= Objective =
In the entries below, find every line with "ограничительных" and copy it.
START Data in this exercise
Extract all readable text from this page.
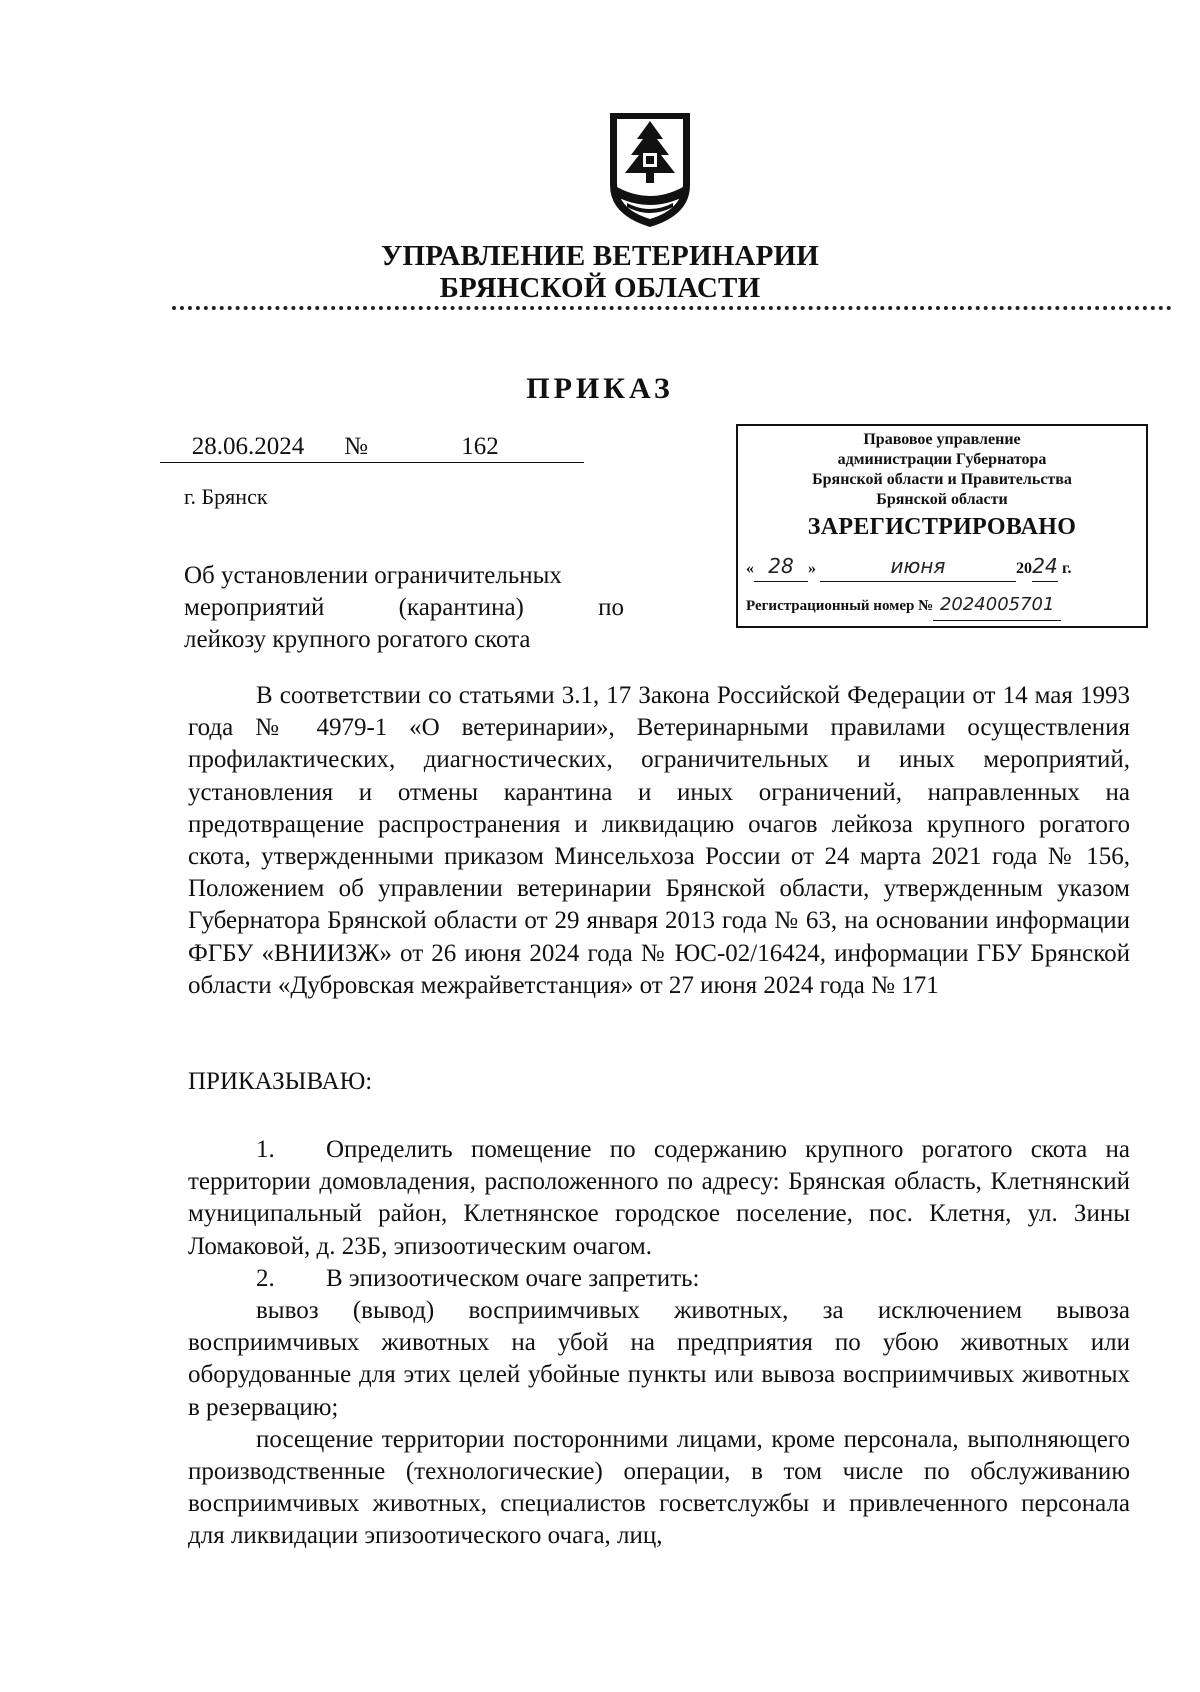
УПРАВЛЕНИЕ ВЕТЕРИНАРИИ
БРЯНСКОЙ ОБЛАСТИ
ПРИКАЗ
28.06.2024 №	162
г. Брянск
Об установлении ограничительных
мероприятий (карантина) по
лейкозу крупного рогатого скота
Правовое управление
администрации Губернатора
Брянской области и Правительства
Брянской области
ЗАРЕГИСТРИРОВАНО
« 28 »	июня	2024 г.
Регистрационный номер № 2024005701

В соответствии со статьями 3.1, 17 Закона Российской Федерации от 14 мая 1993 года № 4979-1 «О ветеринарии», Ветеринарными правилами осуществления профилактических, диагностических, ограничительных и иных мероприятий, установления и отмены карантина и иных ограничений, направленных на предотвращение распространения и ликвидацию очагов лейкоза крупного рогатого скота, утвержденными приказом Минсельхоза России от 24 марта 2021 года № 156, Положением об управлении ветеринарии Брянской области, утвержденным указом Губернатора Брянской области от 29 января 2013 года № 63, на основании информации ФГБУ «ВНИИЗЖ» от 26 июня 2024 года № ЮС-02/16424, информации ГБУ Брянской области «Дубровская межрайветстанция» от 27 июня 2024 года № 171

ПРИКАЗЫВАЮ:

1. Определить помещение по содержанию крупного рогатого скота на территории домовладения, расположенного по адресу: Брянская область, Клетнянский муниципальный район, Клетнянское городское поселение, пос. Клетня, ул. Зины Ломаковой, д. 23Б, эпизоотическим очагом.

2. В эпизоотическом очаге запретить:

вывоз (вывод) восприимчивых животных, за исключением вывоза восприимчивых животных на убой на предприятия по убою животных или оборудованные для этих целей убойные пункты или вывоза восприимчивых животных в резервацию;

посещение территории посторонними лицами, кроме персонала, выполняющего производственные (технологические) операции, в том числе по обслуживанию восприимчивых животных, специалистов госветслужбы и привлеченного персонала для ликвидации эпизоотического очага, лиц,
END Data in this exercise
= Response to the exercise =
Об установлении ограничительных
В соответствии со статьями 3.1, 17 Закона Российской Федерации от 14 мая 1993 года № 4979-1 «О ветеринарии», Ветеринарными правилами осуществления профилактических, диагностических, ограничительных и иных мероприятий, установления и отмены карантина и иных ограничений, направленных на предотвращение распространения и ликвидацию очагов лейкоза крупного рогатого скота, утвержденными приказом Минсельхоза России от 24 марта 2021 года № 156, Положением об управлении ветеринарии Брянской области, утвержденным указом Губернатора Брянской области от 29 января 2013 года № 63, на основании информации ФГБУ «ВНИИЗЖ» от 26 июня 2024 года № ЮС-02/16424, информации ГБУ Брянской области «Дубровская межрайветстанция» от 27 июня 2024 года № 171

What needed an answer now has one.